» SHORT EXERCISE
Transcribe all of the material exactly, except for its pictures.

>> begin MATERIAL SUPPLIED

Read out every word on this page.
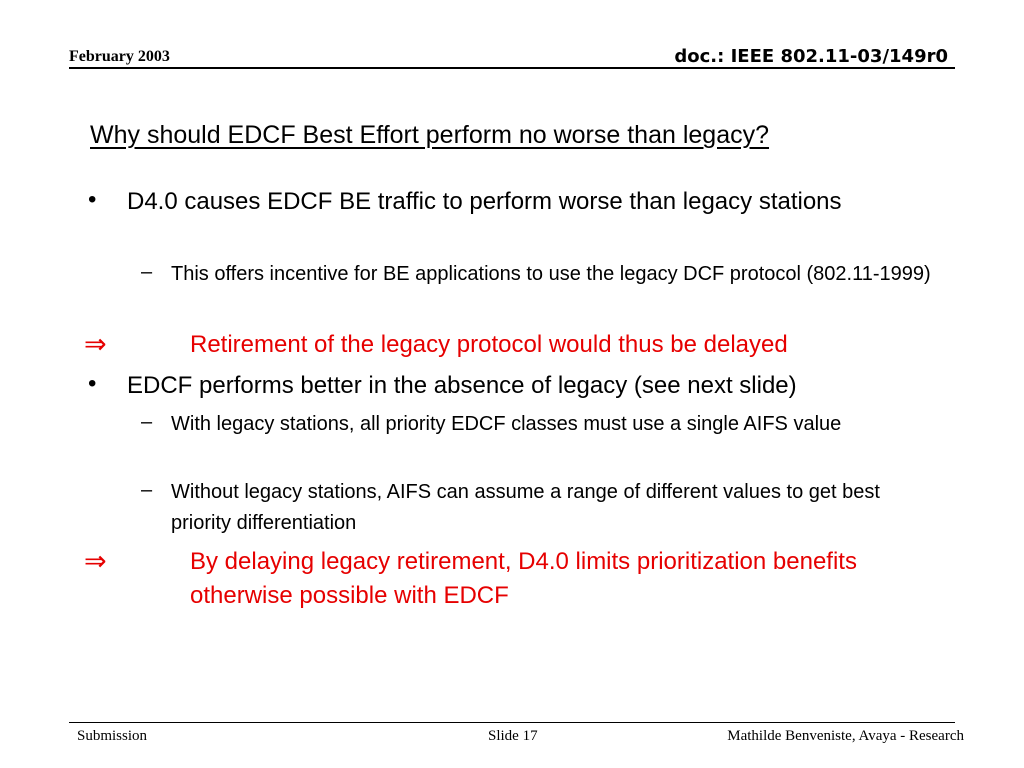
February 2003	doc.: IEEE 802.11-03/149r0
Why should EDCF Best Effort perform no worse than legacy?
• D4.0 causes EDCF BE traffic to perform worse than legacy stations
– This offers incentive for BE applications to use the legacy DCF protocol (802.11-1999)
⇒	Retirement of the legacy protocol would thus be delayed
• EDCF performs better in the absence of legacy (see next slide)
– With legacy stations, all priority EDCF classes must use a single AIFS value
– Without legacy stations, AIFS can assume a range of different values to get best priority differentiation
⇒	By delaying legacy retirement, D4.0 limits prioritization benefits otherwise possible with EDCF
Submission	Slide 17	Mathilde Benveniste, Avaya - Research
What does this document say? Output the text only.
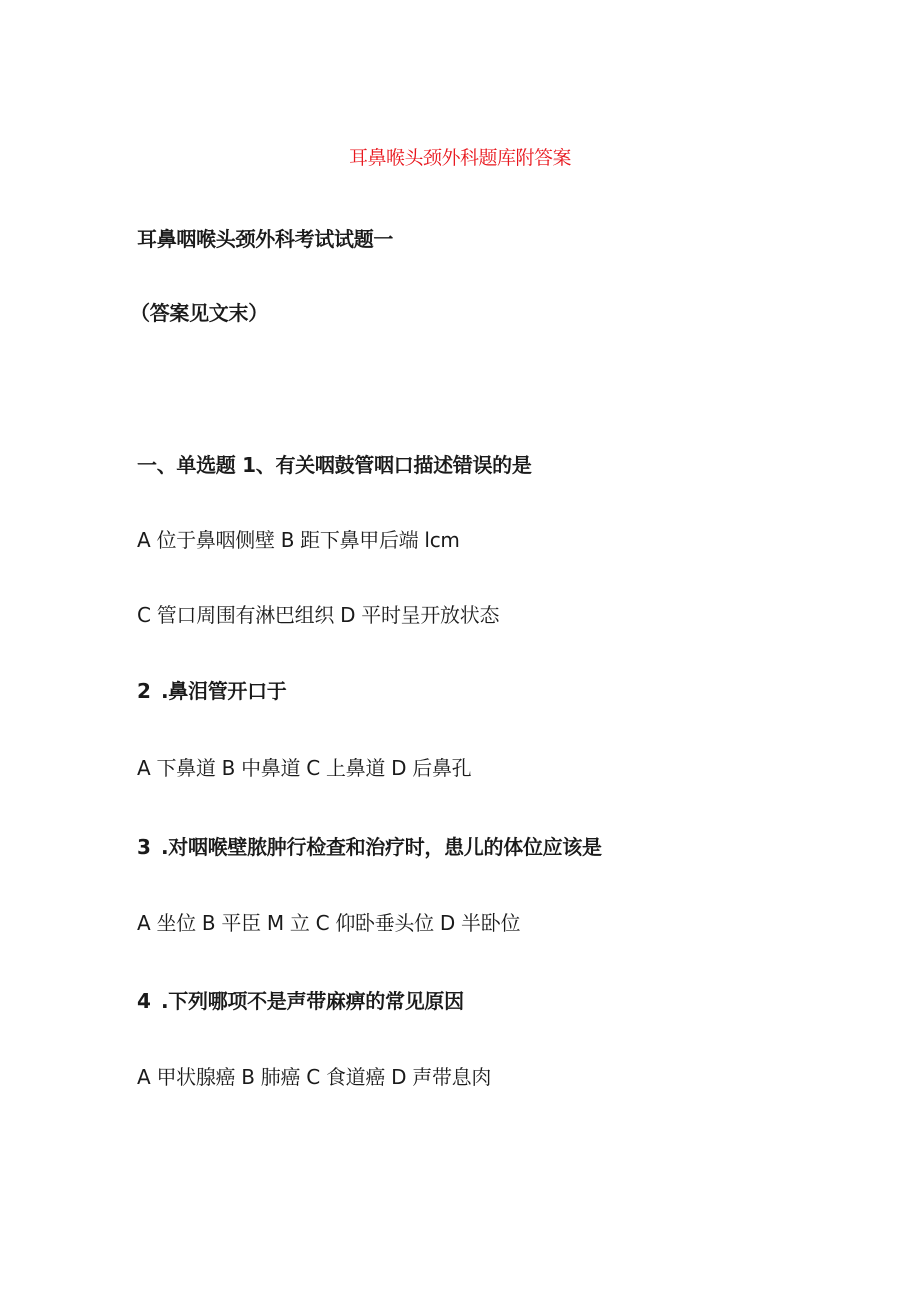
耳鼻喉头颈外科题库附答案
耳鼻咽喉头颈外科考试试题一
（答案见文末）
一、单选题 1、有关咽鼓管咽口描述错误的是
A 位于鼻咽侧壁 B 距下鼻甲后端 lcm
C 管口周围有淋巴组织 D 平时呈开放状态
2 .鼻泪管开口于
A 下鼻道 B 中鼻道 C 上鼻道 D 后鼻孔
3 .对咽喉壁脓肿行检查和治疗时，患儿的体位应该是
A 坐位 B 平臣 M 立 C 仰卧垂头位 D 半卧位
4 .下列哪项不是声带麻痹的常见原因
A 甲状腺癌 B 肺癌 C 食道癌 D 声带息肉
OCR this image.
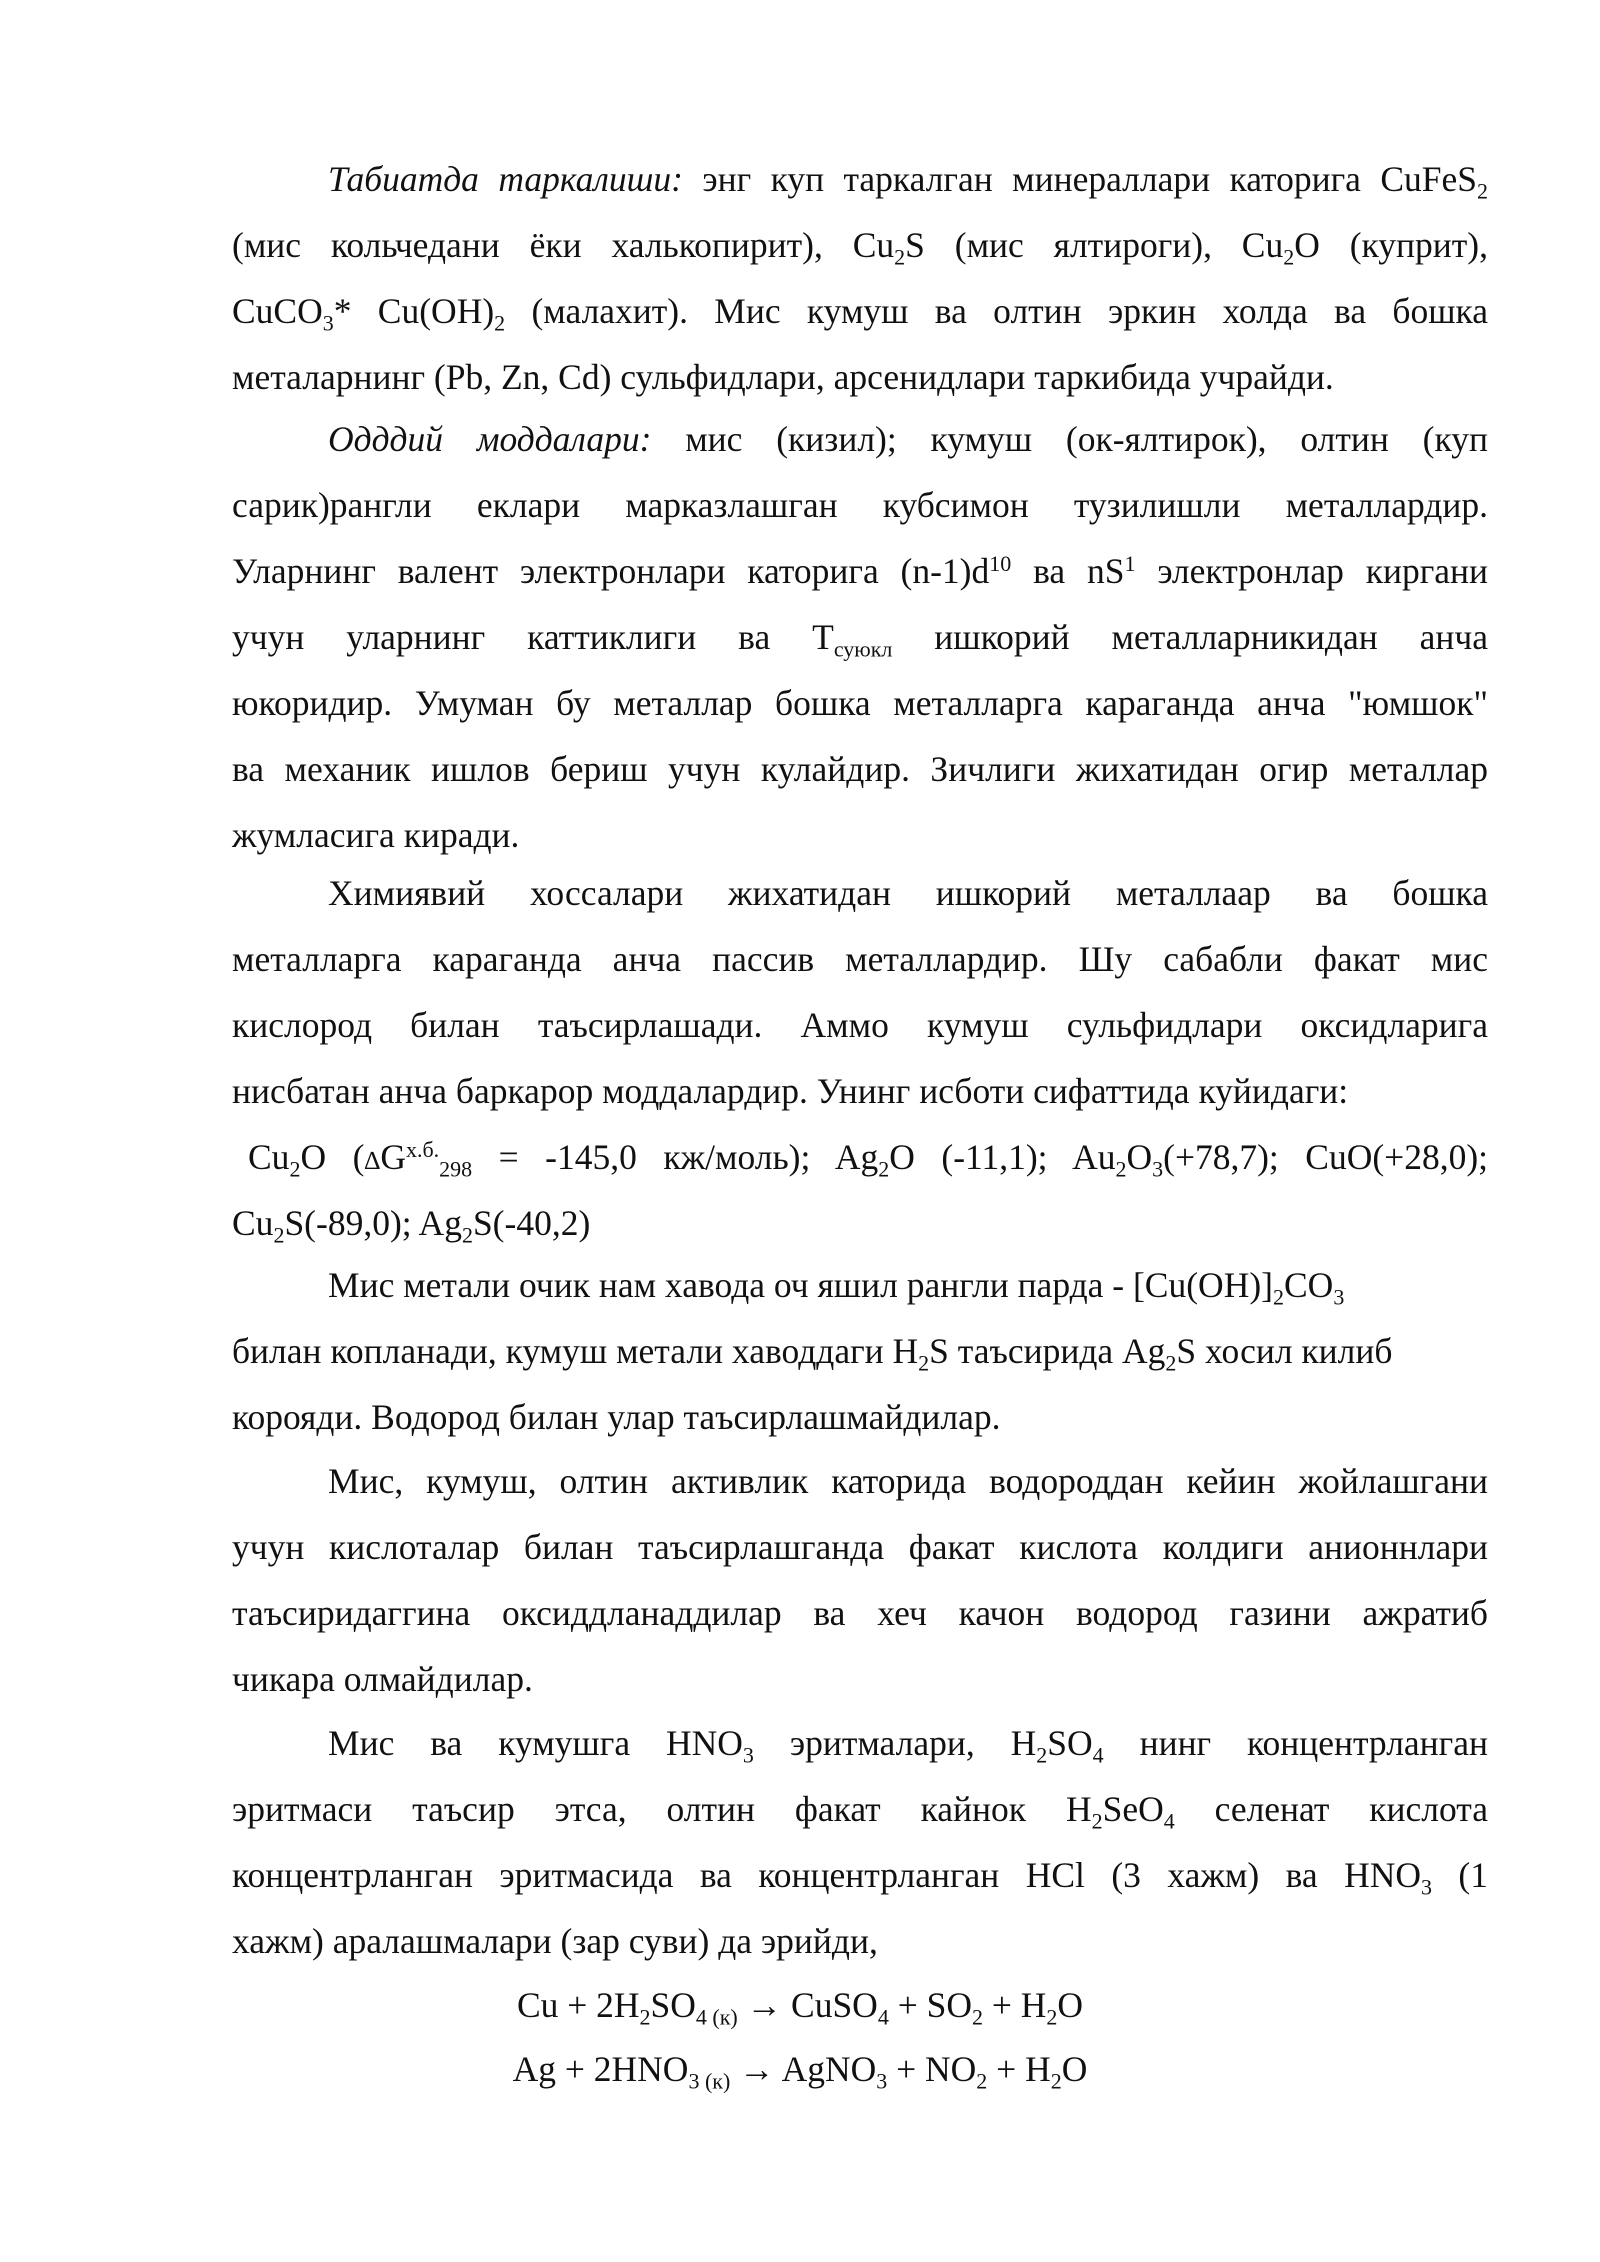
Табиатда таркалиши: энг куп таркалган минераллари каторига CuFeS$_2$
(мис кольчедани ёки халькопирит), $Cu_2S$ (мис ялтироги), $Cu_2O$ (куприт),
CuCO$_3$* $Cu(OH)_2$ (малахит). Мис кумуш ва олтин эркин холда ва бошка
металарнинг (Pb, Zn, Cd) сульфидлари, арсенидлари таркибида учрайди.
Одддий моддалари: мис (кизил); кумуш (ок-ялтирок), олтин (куп
сарик)рангли еклари марказлашган кубсимон тузилишли металлардир.
Уларнинг валент электронлари каторига $(n-1)d^{10}$ ва $nS^1$ электронлар киргани
учун уларнинг каттиклиги ва $T_{суюкл}$ ишкорий металларникидан анча
юкоридир. Умуман бу металлар бошка металларга караганда анча "юмшок"
ва механик ишлов бериш учун кулайдир. Зичлиги жихатидан огир металлар
жумласига киради.
Химиявий хоссалари жихатидан ишкорий металлаар ва бошка
металларга караганда анча пассив металлардир. Шу сабабли факат мис
кислород билан таъсирлашади. Аммо кумуш сульфидлари оксидларига
нисбатан анча баркарор моддалардир. Унинг исботи сифаттида куйидаги:
$Cu_2O$ ($\Delta G^{х.б.}_{298} = -145,0$ кж/моль); $Ag_2O$ (-11,1); $Au_2O_3(+78,7)$; CuO(+28,0);
$Cu_2S(-89,0)$; $Ag_2S(-40,2)$
Мис метали очик нам хавода оч яшил рангли парда - $[Cu(OH)]_2CO_3$
билан копланади, кумуш метали хаводдаги $H_2S$ таъсирида $Ag_2S$ хосил килиб
корояди. Водород билан улар таъсирлашмайдилар.
Мис, кумуш, олтин активлик каторида водороддан кейин жойлашгани
учун кислоталар билан таъсирлашганда факат кислота колдиги анионнлари
таъсиридаггина оксиддланаддилар ва хеч качон водород газини ажратиб
чикара олмайдилар.
Мис ва кумушга $HNO_3$ эритмалари, $H_2SO_4$ нинг концентрланган
эритмаси таъсир этса, олтин факат кайнок $H_2SeO_4$ селенат кислота
концентрланган эритмасида ва концентрланган HCl (3 хажм) ва $HNO_3$ (1
хажм) аралашмалари (зар суви) да эрийди,
$Cu + 2H_2SO_{4 (к)}$ → CuSO$_4$ + $SO_2 + H_2O$
$Ag + 2HNO_{3 (к)}$ → AgNO$_3$ + $NO_2 + H_2O$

>> end MATERIAL SUPPLIED

» REPLY
Read out every word on this page.
February 2003	doc.: IEEE 802.11-03/149r0
Why should EDCF Best Effort perform no worse than legacy?
• D4.0 causes EDCF BE traffic to perform worse than legacy stations
– This offers incentive for BE applications to use the legacy DCF protocol (802.11-1999)
⇒	Retirement of the legacy protocol would thus be delayed
• EDCF performs better in the absence of legacy (see next slide)
– With legacy stations, all priority EDCF classes must use a single AIFS value
– Without legacy stations, AIFS can assume a range of different values to get best priority differentiation
⇒	By delaying legacy retirement, D4.0 limits prioritization benefits otherwise possible with EDCF
Submission	Slide 17	Mathilde Benveniste, Avaya - Research
What does this document say? Output the text only.
耳鼻喉头颈外科题库附答案
耳鼻咽喉头颈外科考试试题一
（答案见文末）
一、单选题 1、有关咽鼓管咽口描述错误的是
A 位于鼻咽侧壁 B 距下鼻甲后端 lcm
C 管口周围有淋巴组织 D 平时呈开放状态
2 .鼻泪管开口于
A 下鼻道 B 中鼻道 C 上鼻道 D 后鼻孔
3 .对咽喉壁脓肿行检查和治疗时，患儿的体位应该是
A 坐位 B 平臣 M 立 C 仰卧垂头位 D 半卧位
4 .下列哪项不是声带麻痹的常见原因
A 甲状腺癌 B 肺癌 C 食道癌 D 声带息肉
OCR this image.
Табиатда таркалиши: энг куп таркалган минераллари каторига CuFeS$_2$
(мис кольчедани ёки халькопирит), $Cu_2S$ (мис ялтироги), $Cu_2O$ (куприт),
CuCO$_3$* $Cu(OH)_2$ (малахит). Мис кумуш ва олтин эркин холда ва бошка
металарнинг (Pb, Zn, Cd) сульфидлари, арсенидлари таркибида учрайди.
Одддий моддалари: мис (кизил); кумуш (ок-ялтирок), олтин (куп
сарик)рангли еклари марказлашган кубсимон тузилишли металлардир.
Уларнинг валент электронлари каторига $(n-1)d^{10}$ ва $nS^1$ электронлар киргани
учун уларнинг каттиклиги ва $T_{суюкл}$ ишкорий металларникидан анча
юкоридир. Умуман бу металлар бошка металларга караганда анча "юмшок"
ва механик ишлов бериш учун кулайдир. Зичлиги жихатидан огир металлар
жумласига киради.
Химиявий хоссалари жихатидан ишкорий металлаар ва бошка
металларга караганда анча пассив металлардир. Шу сабабли факат мис
кислород билан таъсирлашади. Аммо кумуш сульфидлари оксидларига
нисбатан анча баркарор моддалардир. Унинг исботи сифаттида куйидаги:
$Cu_2O$ ($\Delta G^{х.б.}_{298} = -145,0$ кж/моль); $Ag_2O$ (-11,1); $Au_2O_3(+78,7)$; CuO(+28,0);
$Cu_2S(-89,0)$; $Ag_2S(-40,2)$
Мис метали очик нам хавода оч яшил рангли парда - $[Cu(OH)]_2CO_3$
билан копланади, кумуш метали хаводдаги $H_2S$ таъсирида $Ag_2S$ хосил килиб
корояди. Водород билан улар таъсирлашмайдилар.
Мис, кумуш, олтин активлик каторида водороддан кейин жойлашгани
учун кислоталар билан таъсирлашганда факат кислота колдиги анионнлари
таъсиридаггина оксиддланаддилар ва хеч качон водород газини ажратиб
чикара олмайдилар.
Мис ва кумушга $HNO_3$ эритмалари, $H_2SO_4$ нинг концентрланган
эритмаси таъсир этса, олтин факат кайнок $H_2SeO_4$ селенат кислота
концентрланган эритмасида ва концентрланган HCl (3 хажм) ва $HNO_3$ (1
хажм) аралашмалари (зар суви) да эрийди,
$Cu + 2H_2SO_{4 (к)}$ → CuSO$_4$ + $SO_2 + H_2O$
$Ag + 2HNO_{3 (к)}$ → AgNO$_3$ + $NO_2 + H_2O$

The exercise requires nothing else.